(A block of data)
---*---
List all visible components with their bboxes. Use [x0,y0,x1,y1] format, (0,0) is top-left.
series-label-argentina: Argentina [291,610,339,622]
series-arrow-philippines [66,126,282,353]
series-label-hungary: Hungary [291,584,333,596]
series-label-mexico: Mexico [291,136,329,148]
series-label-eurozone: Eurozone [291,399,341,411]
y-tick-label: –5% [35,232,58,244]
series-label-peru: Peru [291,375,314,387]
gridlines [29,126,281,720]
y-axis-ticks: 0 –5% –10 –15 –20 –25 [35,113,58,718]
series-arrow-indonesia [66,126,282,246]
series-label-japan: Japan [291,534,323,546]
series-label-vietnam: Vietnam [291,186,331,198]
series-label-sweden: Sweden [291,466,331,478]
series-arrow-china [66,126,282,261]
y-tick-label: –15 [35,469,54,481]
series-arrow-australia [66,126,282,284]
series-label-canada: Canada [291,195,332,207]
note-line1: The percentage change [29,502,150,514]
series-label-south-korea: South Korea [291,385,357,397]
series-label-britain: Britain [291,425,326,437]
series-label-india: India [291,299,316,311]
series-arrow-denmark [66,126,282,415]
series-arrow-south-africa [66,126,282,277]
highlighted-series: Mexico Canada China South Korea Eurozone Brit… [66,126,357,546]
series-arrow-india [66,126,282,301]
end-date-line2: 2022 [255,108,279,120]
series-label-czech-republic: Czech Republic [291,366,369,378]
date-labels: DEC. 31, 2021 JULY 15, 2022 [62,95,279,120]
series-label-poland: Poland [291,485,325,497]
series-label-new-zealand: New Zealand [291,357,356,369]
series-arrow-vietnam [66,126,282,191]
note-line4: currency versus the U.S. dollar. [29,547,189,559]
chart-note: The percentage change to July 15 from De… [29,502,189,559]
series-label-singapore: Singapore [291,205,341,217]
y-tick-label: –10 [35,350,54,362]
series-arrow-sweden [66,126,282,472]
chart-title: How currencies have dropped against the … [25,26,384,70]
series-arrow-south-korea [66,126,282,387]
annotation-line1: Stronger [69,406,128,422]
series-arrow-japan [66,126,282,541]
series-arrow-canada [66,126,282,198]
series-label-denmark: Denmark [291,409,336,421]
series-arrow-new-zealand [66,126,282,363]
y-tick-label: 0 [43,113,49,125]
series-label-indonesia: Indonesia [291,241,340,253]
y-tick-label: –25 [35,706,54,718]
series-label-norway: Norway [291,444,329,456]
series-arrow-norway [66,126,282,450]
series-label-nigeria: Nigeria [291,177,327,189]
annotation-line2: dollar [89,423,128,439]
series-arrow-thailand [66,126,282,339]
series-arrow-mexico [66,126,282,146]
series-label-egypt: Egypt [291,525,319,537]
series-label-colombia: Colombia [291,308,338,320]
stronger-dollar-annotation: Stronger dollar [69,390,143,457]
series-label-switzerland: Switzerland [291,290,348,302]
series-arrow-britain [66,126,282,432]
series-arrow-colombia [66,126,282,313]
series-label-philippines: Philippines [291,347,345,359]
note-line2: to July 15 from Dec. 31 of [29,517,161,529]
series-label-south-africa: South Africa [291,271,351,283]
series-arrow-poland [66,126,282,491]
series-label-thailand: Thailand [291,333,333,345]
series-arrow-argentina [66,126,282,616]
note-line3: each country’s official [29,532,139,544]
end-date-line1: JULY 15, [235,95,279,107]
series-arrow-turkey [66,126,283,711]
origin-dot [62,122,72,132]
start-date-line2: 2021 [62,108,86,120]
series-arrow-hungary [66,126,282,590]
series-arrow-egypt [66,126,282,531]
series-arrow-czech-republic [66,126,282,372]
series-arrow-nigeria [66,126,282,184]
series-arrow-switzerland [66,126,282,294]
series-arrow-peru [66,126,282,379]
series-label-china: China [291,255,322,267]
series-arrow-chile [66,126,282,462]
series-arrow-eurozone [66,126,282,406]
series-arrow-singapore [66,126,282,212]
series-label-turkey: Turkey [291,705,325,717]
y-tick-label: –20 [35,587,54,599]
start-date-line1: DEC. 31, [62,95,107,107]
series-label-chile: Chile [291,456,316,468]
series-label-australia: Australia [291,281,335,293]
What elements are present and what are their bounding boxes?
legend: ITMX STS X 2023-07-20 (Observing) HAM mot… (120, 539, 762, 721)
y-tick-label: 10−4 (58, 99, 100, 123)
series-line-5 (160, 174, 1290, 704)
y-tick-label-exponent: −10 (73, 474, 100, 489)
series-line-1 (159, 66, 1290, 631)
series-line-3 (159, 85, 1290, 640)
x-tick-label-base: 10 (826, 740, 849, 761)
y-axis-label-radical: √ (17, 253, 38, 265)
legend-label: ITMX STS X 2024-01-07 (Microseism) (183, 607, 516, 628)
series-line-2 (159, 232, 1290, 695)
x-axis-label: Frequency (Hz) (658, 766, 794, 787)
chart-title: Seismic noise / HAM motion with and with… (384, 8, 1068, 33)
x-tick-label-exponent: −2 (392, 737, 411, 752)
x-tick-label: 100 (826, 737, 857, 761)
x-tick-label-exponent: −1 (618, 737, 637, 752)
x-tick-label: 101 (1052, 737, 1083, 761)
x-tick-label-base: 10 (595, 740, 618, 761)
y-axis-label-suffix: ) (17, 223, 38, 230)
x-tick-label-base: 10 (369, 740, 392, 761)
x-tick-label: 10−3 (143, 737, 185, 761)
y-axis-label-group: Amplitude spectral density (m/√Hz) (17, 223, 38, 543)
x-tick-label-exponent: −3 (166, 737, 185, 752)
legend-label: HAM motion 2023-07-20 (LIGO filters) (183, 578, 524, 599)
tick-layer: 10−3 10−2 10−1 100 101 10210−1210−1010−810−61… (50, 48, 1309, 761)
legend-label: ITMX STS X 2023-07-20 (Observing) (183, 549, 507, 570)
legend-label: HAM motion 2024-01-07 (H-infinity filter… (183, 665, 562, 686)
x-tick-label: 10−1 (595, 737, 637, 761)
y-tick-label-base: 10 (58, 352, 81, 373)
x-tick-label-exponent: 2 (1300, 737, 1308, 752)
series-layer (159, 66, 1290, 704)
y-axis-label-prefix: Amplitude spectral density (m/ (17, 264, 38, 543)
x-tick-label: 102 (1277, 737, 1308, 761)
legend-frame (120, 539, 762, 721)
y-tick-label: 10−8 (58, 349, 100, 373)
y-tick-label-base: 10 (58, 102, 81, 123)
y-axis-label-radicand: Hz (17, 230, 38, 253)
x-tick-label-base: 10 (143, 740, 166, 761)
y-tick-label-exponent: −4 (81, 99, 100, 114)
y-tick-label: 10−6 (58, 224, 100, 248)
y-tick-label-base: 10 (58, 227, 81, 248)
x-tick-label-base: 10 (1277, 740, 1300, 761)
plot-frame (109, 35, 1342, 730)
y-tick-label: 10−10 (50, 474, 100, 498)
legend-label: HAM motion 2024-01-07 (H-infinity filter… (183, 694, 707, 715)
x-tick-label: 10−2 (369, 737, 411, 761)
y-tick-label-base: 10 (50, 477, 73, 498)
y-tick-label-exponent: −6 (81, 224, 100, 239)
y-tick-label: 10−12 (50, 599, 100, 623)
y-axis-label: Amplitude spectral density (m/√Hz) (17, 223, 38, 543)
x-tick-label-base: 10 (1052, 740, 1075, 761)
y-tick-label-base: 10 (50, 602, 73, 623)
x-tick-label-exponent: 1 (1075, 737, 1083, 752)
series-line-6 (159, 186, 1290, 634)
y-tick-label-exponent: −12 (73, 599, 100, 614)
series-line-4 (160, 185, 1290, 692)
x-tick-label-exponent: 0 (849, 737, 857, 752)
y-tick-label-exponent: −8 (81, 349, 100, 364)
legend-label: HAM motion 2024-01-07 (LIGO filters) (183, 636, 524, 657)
---*---
§ What you have to do: Which lines in the material contain the string "ITMX"? Copy each of them, treating case as significant.

§ Worked answer:
legend: ITMX STS X 2023-07-20 (Observing) HAM mot… (120, 539, 762, 721)
legend-label: ITMX STS X 2024-01-07 (Microseism) (183, 607, 516, 628)
legend-label: ITMX STS X 2023-07-20 (Observing) (183, 549, 507, 570)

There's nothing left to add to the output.